**The task**
Write out each line from the data below that includes the word "handle".

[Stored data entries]
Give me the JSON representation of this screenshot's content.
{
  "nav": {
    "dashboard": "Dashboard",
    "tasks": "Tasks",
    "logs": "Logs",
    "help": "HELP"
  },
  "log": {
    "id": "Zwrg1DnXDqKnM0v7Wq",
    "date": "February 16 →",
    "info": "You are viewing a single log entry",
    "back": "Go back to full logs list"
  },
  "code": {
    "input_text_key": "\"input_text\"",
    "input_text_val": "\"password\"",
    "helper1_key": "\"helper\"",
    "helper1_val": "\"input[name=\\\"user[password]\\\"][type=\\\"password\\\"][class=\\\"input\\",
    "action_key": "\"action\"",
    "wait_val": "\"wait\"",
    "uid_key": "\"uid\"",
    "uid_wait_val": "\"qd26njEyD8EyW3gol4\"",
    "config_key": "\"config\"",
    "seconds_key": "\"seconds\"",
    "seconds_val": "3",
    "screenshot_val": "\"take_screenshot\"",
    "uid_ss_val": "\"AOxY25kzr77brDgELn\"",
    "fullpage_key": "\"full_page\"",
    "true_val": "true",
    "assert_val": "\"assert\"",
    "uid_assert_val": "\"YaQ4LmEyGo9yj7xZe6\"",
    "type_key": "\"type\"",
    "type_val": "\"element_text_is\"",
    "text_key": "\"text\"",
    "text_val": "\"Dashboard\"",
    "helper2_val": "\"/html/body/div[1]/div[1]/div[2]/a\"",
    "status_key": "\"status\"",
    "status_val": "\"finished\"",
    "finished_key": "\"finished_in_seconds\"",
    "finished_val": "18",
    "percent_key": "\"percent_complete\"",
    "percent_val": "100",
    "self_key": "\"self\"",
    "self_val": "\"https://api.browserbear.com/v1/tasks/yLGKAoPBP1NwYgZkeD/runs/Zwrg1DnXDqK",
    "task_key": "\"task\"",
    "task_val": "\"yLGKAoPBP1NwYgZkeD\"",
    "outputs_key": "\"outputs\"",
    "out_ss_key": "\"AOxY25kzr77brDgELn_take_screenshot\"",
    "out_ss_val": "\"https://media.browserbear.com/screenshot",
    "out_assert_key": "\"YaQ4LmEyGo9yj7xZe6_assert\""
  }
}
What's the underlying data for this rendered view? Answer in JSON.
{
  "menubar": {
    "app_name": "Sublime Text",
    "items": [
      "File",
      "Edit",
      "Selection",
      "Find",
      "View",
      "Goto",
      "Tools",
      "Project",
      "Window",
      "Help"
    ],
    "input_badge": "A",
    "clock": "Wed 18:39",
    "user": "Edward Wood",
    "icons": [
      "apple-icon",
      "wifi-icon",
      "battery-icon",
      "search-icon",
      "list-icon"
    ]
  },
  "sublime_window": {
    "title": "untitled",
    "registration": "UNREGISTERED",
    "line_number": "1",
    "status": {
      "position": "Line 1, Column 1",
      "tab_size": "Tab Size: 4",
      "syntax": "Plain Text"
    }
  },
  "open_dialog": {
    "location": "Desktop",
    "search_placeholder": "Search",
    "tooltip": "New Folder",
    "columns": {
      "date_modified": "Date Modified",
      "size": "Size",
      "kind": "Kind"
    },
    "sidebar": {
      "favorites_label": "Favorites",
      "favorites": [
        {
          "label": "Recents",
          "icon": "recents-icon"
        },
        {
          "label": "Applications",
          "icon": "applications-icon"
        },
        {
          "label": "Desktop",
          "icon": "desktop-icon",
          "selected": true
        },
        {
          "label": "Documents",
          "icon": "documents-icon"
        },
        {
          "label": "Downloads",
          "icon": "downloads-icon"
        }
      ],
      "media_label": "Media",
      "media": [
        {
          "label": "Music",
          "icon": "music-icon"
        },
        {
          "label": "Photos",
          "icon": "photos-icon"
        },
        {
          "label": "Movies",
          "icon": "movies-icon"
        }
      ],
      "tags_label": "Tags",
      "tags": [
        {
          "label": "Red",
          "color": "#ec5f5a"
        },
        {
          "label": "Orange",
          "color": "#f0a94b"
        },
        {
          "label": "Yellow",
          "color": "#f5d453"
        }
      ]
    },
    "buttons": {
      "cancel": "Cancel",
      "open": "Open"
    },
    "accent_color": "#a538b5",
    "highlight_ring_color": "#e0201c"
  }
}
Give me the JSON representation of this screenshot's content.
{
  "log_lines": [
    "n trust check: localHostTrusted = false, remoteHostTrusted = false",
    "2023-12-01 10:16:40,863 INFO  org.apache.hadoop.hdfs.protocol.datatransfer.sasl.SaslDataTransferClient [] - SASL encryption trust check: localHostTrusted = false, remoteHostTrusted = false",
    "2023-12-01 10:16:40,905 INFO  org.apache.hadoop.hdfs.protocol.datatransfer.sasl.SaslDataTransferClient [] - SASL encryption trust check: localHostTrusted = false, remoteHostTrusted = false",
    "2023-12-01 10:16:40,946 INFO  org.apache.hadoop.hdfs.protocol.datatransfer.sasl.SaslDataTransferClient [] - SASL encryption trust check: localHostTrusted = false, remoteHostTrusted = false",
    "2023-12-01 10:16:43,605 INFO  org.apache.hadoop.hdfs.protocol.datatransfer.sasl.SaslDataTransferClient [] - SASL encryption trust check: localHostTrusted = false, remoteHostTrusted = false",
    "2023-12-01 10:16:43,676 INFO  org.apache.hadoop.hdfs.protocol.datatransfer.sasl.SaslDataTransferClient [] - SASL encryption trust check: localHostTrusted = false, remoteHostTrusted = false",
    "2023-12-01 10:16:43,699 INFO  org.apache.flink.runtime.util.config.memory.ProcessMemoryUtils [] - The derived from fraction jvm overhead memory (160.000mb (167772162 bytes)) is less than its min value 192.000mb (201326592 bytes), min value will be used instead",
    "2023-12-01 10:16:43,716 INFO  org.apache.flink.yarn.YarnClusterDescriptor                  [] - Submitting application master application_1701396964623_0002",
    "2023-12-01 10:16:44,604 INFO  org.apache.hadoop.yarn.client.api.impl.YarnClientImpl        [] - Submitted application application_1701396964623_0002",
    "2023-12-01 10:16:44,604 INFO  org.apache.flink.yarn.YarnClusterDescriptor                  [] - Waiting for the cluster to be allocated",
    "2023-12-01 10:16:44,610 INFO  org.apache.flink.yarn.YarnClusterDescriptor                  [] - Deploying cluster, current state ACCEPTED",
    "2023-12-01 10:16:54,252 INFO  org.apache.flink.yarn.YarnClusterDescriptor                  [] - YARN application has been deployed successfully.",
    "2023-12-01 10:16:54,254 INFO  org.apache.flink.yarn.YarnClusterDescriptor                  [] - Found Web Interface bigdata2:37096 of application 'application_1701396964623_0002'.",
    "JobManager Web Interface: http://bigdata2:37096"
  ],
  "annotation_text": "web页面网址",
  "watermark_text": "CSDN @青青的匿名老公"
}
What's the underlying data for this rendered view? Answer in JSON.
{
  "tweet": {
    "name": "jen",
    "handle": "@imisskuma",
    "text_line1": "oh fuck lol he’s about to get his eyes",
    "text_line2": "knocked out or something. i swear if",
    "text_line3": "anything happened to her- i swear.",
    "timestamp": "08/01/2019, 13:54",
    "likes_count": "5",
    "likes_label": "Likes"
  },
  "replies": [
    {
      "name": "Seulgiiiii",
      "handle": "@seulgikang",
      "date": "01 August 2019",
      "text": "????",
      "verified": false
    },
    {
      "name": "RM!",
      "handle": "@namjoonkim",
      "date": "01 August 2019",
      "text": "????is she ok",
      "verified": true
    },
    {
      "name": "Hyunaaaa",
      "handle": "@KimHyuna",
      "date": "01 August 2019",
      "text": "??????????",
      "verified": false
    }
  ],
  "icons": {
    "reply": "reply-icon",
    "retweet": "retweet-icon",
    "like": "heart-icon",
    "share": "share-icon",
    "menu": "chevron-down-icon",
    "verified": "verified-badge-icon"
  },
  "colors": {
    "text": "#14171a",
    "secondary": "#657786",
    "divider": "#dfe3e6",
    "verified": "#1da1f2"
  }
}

**The completed task**
    "handle": "@imisskuma",
      "handle": "@seulgikang",
      "handle": "@namjoonkim",
      "handle": "@KimHyuna",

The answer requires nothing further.